* **GOAL**
Each line below must be set down exactly; omit any image you find.

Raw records

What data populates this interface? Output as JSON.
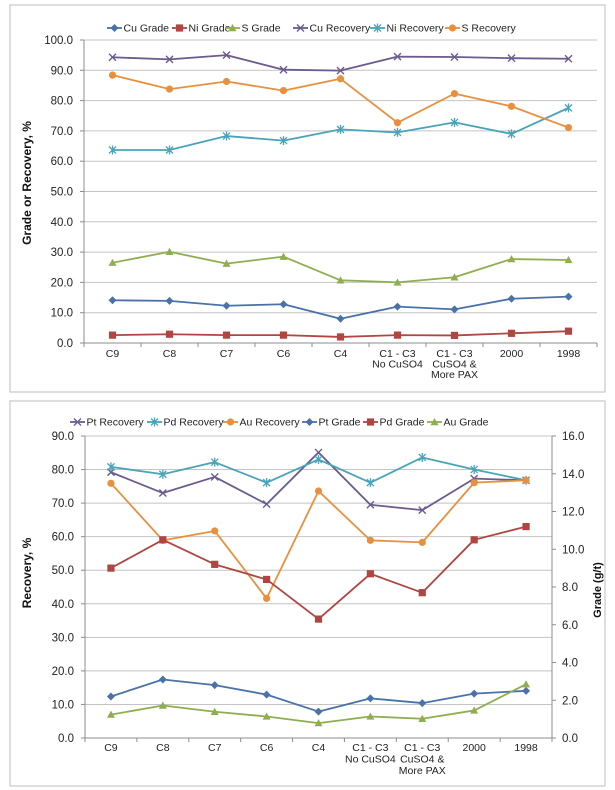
{
  "chart_data": [
    {
      "type": "line",
      "title": "",
      "xlabel": "",
      "ylabel": "Grade or Recovery, %",
      "ylim": [
        0,
        100
      ],
      "yticks": [
        "0.0",
        "10.0",
        "20.0",
        "30.0",
        "40.0",
        "50.0",
        "60.0",
        "70.0",
        "80.0",
        "90.0",
        "100.0"
      ],
      "grid": true,
      "legend": "top",
      "categories": [
        "C9",
        "C8",
        "C7",
        "C6",
        "C4",
        "C1 - C3 No CuSO4",
        "C1 - C3 CuSO4 & More PAX",
        "2000",
        "1998"
      ],
      "category_lines": [
        [
          "C9"
        ],
        [
          "C8"
        ],
        [
          "C7"
        ],
        [
          "C6"
        ],
        [
          "C4"
        ],
        [
          "C1 - C3",
          "No CuSO4"
        ],
        [
          "C1 - C3",
          "CuSO4 &",
          "More PAX"
        ],
        [
          "2000"
        ],
        [
          "1998"
        ]
      ],
      "series": [
        {
          "name": "Cu Grade",
          "marker": "diamond",
          "color": "#4a72a8",
          "axis": "primary",
          "values": [
            14.1,
            13.9,
            12.3,
            12.8,
            8.0,
            12.0,
            11.1,
            14.6,
            15.3
          ]
        },
        {
          "name": "Ni Grade",
          "marker": "square",
          "color": "#b04541",
          "axis": "primary",
          "values": [
            2.6,
            2.9,
            2.6,
            2.6,
            2.0,
            2.6,
            2.5,
            3.2,
            3.9
          ]
        },
        {
          "name": "S Grade",
          "marker": "triangle",
          "color": "#8fae50",
          "axis": "primary",
          "values": [
            26.5,
            30.1,
            26.2,
            28.5,
            20.7,
            20.0,
            21.7,
            27.7,
            27.4
          ]
        },
        {
          "name": "Cu Recovery",
          "marker": "x",
          "color": "#6b5b8e",
          "axis": "primary",
          "values": [
            94.3,
            93.6,
            95.0,
            90.2,
            89.9,
            94.5,
            94.4,
            94.0,
            93.8
          ]
        },
        {
          "name": "Ni Recovery",
          "marker": "star",
          "color": "#4aa3b8",
          "axis": "primary",
          "values": [
            63.7,
            63.7,
            68.3,
            66.8,
            70.5,
            69.5,
            72.8,
            69.0,
            77.6
          ]
        },
        {
          "name": "S Recovery",
          "marker": "circle",
          "color": "#e8903e",
          "axis": "primary",
          "values": [
            88.4,
            83.8,
            86.3,
            83.3,
            87.2,
            72.7,
            82.3,
            78.1,
            71.1
          ]
        }
      ]
    },
    {
      "type": "line",
      "title": "",
      "xlabel": "",
      "ylabel": "Recovery, %",
      "ylim": [
        0,
        90
      ],
      "yticks": [
        "0.0",
        "10.0",
        "20.0",
        "30.0",
        "40.0",
        "50.0",
        "60.0",
        "70.0",
        "80.0",
        "90.0"
      ],
      "y2label": "Grade (g/t)",
      "y2lim": [
        0,
        16
      ],
      "y2ticks": [
        "0.0",
        "2.0",
        "4.0",
        "6.0",
        "8.0",
        "10.0",
        "12.0",
        "14.0",
        "16.0"
      ],
      "grid": true,
      "legend": "top",
      "categories": [
        "C9",
        "C8",
        "C7",
        "C6",
        "C4",
        "C1 - C3 No CuSO4",
        "C1 - C3 CuSO4 & More PAX",
        "2000",
        "1998"
      ],
      "category_lines": [
        [
          "C9"
        ],
        [
          "C8"
        ],
        [
          "C7"
        ],
        [
          "C6"
        ],
        [
          "C4"
        ],
        [
          "C1 - C3",
          "No CuSO4"
        ],
        [
          "C1 - C3",
          "CuSO4 &",
          "More PAX"
        ],
        [
          "2000"
        ],
        [
          "1998"
        ]
      ],
      "series": [
        {
          "name": "Pt Recovery",
          "marker": "x",
          "color": "#6b5b8e",
          "axis": "primary",
          "values": [
            79.2,
            73.0,
            77.8,
            69.7,
            85.1,
            69.5,
            67.9,
            77.3,
            76.8
          ]
        },
        {
          "name": "Pd Recovery",
          "marker": "star",
          "color": "#4aa3b8",
          "axis": "primary",
          "values": [
            80.8,
            78.6,
            82.2,
            76.1,
            83.0,
            76.1,
            83.6,
            80.0,
            76.8
          ]
        },
        {
          "name": "Au Recovery",
          "marker": "circle",
          "color": "#e8903e",
          "axis": "primary",
          "values": [
            75.9,
            58.9,
            61.7,
            41.6,
            73.6,
            58.9,
            58.3,
            76.1,
            76.8
          ]
        },
        {
          "name": "Pt Grade",
          "marker": "diamond",
          "color": "#4a72a8",
          "axis": "secondary",
          "values": [
            2.2,
            3.1,
            2.8,
            2.3,
            1.4,
            2.1,
            1.85,
            2.35,
            2.5
          ]
        },
        {
          "name": "Pd Grade",
          "marker": "square",
          "color": "#b04541",
          "axis": "secondary",
          "values": [
            9.0,
            10.5,
            9.2,
            8.4,
            6.3,
            8.7,
            7.7,
            10.5,
            11.2
          ]
        },
        {
          "name": "Au Grade",
          "marker": "triangle",
          "color": "#8fae50",
          "axis": "secondary",
          "values": [
            1.24,
            1.72,
            1.39,
            1.14,
            0.79,
            1.14,
            1.02,
            1.46,
            2.85
          ]
        }
      ]
    }
  ]
}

* **ANSWER BELOW**
What data populates this interface? Output as JSON.
{
  "chart_data": [
    {
      "type": "line",
      "title": "",
      "xlabel": "",
      "ylabel": "Grade or Recovery, %",
      "ylim": [
        0,
        100
      ],
      "yticks": [
        "0.0",
        "10.0",
        "20.0",
        "30.0",
        "40.0",
        "50.0",
        "60.0",
        "70.0",
        "80.0",
        "90.0",
        "100.0"
      ],
      "grid": true,
      "legend": "top",
      "categories": [
        "C9",
        "C8",
        "C7",
        "C6",
        "C4",
        "C1 - C3 No CuSO4",
        "C1 - C3 CuSO4 & More PAX",
        "2000",
        "1998"
      ],
      "category_lines": [
        [
          "C9"
        ],
        [
          "C8"
        ],
        [
          "C7"
        ],
        [
          "C6"
        ],
        [
          "C4"
        ],
        [
          "C1 - C3",
          "No CuSO4"
        ],
        [
          "C1 - C3",
          "CuSO4 &",
          "More PAX"
        ],
        [
          "2000"
        ],
        [
          "1998"
        ]
      ],
      "series": [
        {
          "name": "Cu Grade",
          "marker": "diamond",
          "color": "#4a72a8",
          "axis": "primary",
          "values": [
            14.1,
            13.9,
            12.3,
            12.8,
            8.0,
            12.0,
            11.1,
            14.6,
            15.3
          ]
        },
        {
          "name": "Ni Grade",
          "marker": "square",
          "color": "#b04541",
          "axis": "primary",
          "values": [
            2.6,
            2.9,
            2.6,
            2.6,
            2.0,
            2.6,
            2.5,
            3.2,
            3.9
          ]
        },
        {
          "name": "S Grade",
          "marker": "triangle",
          "color": "#8fae50",
          "axis": "primary",
          "values": [
            26.5,
            30.1,
            26.2,
            28.5,
            20.7,
            20.0,
            21.7,
            27.7,
            27.4
          ]
        },
        {
          "name": "Cu Recovery",
          "marker": "x",
          "color": "#6b5b8e",
          "axis": "primary",
          "values": [
            94.3,
            93.6,
            95.0,
            90.2,
            89.9,
            94.5,
            94.4,
            94.0,
            93.8
          ]
        },
        {
          "name": "Ni Recovery",
          "marker": "star",
          "color": "#4aa3b8",
          "axis": "primary",
          "values": [
            63.7,
            63.7,
            68.3,
            66.8,
            70.5,
            69.5,
            72.8,
            69.0,
            77.6
          ]
        },
        {
          "name": "S Recovery",
          "marker": "circle",
          "color": "#e8903e",
          "axis": "primary",
          "values": [
            88.4,
            83.8,
            86.3,
            83.3,
            87.2,
            72.7,
            82.3,
            78.1,
            71.1
          ]
        }
      ]
    },
    {
      "type": "line",
      "title": "",
      "xlabel": "",
      "ylabel": "Recovery, %",
      "ylim": [
        0,
        90
      ],
      "yticks": [
        "0.0",
        "10.0",
        "20.0",
        "30.0",
        "40.0",
        "50.0",
        "60.0",
        "70.0",
        "80.0",
        "90.0"
      ],
      "y2label": "Grade (g/t)",
      "y2lim": [
        0,
        16
      ],
      "y2ticks": [
        "0.0",
        "2.0",
        "4.0",
        "6.0",
        "8.0",
        "10.0",
        "12.0",
        "14.0",
        "16.0"
      ],
      "grid": true,
      "legend": "top",
      "categories": [
        "C9",
        "C8",
        "C7",
        "C6",
        "C4",
        "C1 - C3 No CuSO4",
        "C1 - C3 CuSO4 & More PAX",
        "2000",
        "1998"
      ],
      "category_lines": [
        [
          "C9"
        ],
        [
          "C8"
        ],
        [
          "C7"
        ],
        [
          "C6"
        ],
        [
          "C4"
        ],
        [
          "C1 - C3",
          "No CuSO4"
        ],
        [
          "C1 - C3",
          "CuSO4 &",
          "More PAX"
        ],
        [
          "2000"
        ],
        [
          "1998"
        ]
      ],
      "series": [
        {
          "name": "Pt Recovery",
          "marker": "x",
          "color": "#6b5b8e",
          "axis": "primary",
          "values": [
            79.2,
            73.0,
            77.8,
            69.7,
            85.1,
            69.5,
            67.9,
            77.3,
            76.8
          ]
        },
        {
          "name": "Pd Recovery",
          "marker": "star",
          "color": "#4aa3b8",
          "axis": "primary",
          "values": [
            80.8,
            78.6,
            82.2,
            76.1,
            83.0,
            76.1,
            83.6,
            80.0,
            76.8
          ]
        },
        {
          "name": "Au Recovery",
          "marker": "circle",
          "color": "#e8903e",
          "axis": "primary",
          "values": [
            75.9,
            58.9,
            61.7,
            41.6,
            73.6,
            58.9,
            58.3,
            76.1,
            76.8
          ]
        },
        {
          "name": "Pt Grade",
          "marker": "diamond",
          "color": "#4a72a8",
          "axis": "secondary",
          "values": [
            2.2,
            3.1,
            2.8,
            2.3,
            1.4,
            2.1,
            1.85,
            2.35,
            2.5
          ]
        },
        {
          "name": "Pd Grade",
          "marker": "square",
          "color": "#b04541",
          "axis": "secondary",
          "values": [
            9.0,
            10.5,
            9.2,
            8.4,
            6.3,
            8.7,
            7.7,
            10.5,
            11.2
          ]
        },
        {
          "name": "Au Grade",
          "marker": "triangle",
          "color": "#8fae50",
          "axis": "secondary",
          "values": [
            1.24,
            1.72,
            1.39,
            1.14,
            0.79,
            1.14,
            1.02,
            1.46,
            2.85
          ]
        }
      ]
    }
  ]
}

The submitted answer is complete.